_Given exercise_: Write each line out exactly, leaving none out.

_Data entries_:
┌──

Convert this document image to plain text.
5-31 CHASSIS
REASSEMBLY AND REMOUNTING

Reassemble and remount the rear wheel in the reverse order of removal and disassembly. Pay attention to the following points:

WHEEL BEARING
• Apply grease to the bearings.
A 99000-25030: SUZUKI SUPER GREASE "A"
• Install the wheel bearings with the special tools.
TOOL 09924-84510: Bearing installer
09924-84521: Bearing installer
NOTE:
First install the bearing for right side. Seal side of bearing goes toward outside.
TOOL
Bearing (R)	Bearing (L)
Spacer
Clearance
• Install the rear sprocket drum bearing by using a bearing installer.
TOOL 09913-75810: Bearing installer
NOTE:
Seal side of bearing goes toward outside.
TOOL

└──

_Final result_:
Convert this document image to plain text.
5-31 CHASSIS
REASSEMBLY AND REMOUNTING

Reassemble and remount the rear wheel in the reverse order of removal and disassembly. Pay attention to the following points:

WHEEL BEARING
• Apply grease to the bearings.
A 99000-25030: SUZUKI SUPER GREASE "A"
• Install the wheel bearings with the special tools.
TOOL 09924-84510: Bearing installer
09924-84521: Bearing installer
NOTE:
First install the bearing for right side. Seal side of bearing goes toward outside.
TOOL
Bearing (R)	Bearing (L)
Spacer
Clearance
• Install the rear sprocket drum bearing by using a bearing installer.
TOOL 09913-75810: Bearing installer
NOTE:
Seal side of bearing goes toward outside.
TOOL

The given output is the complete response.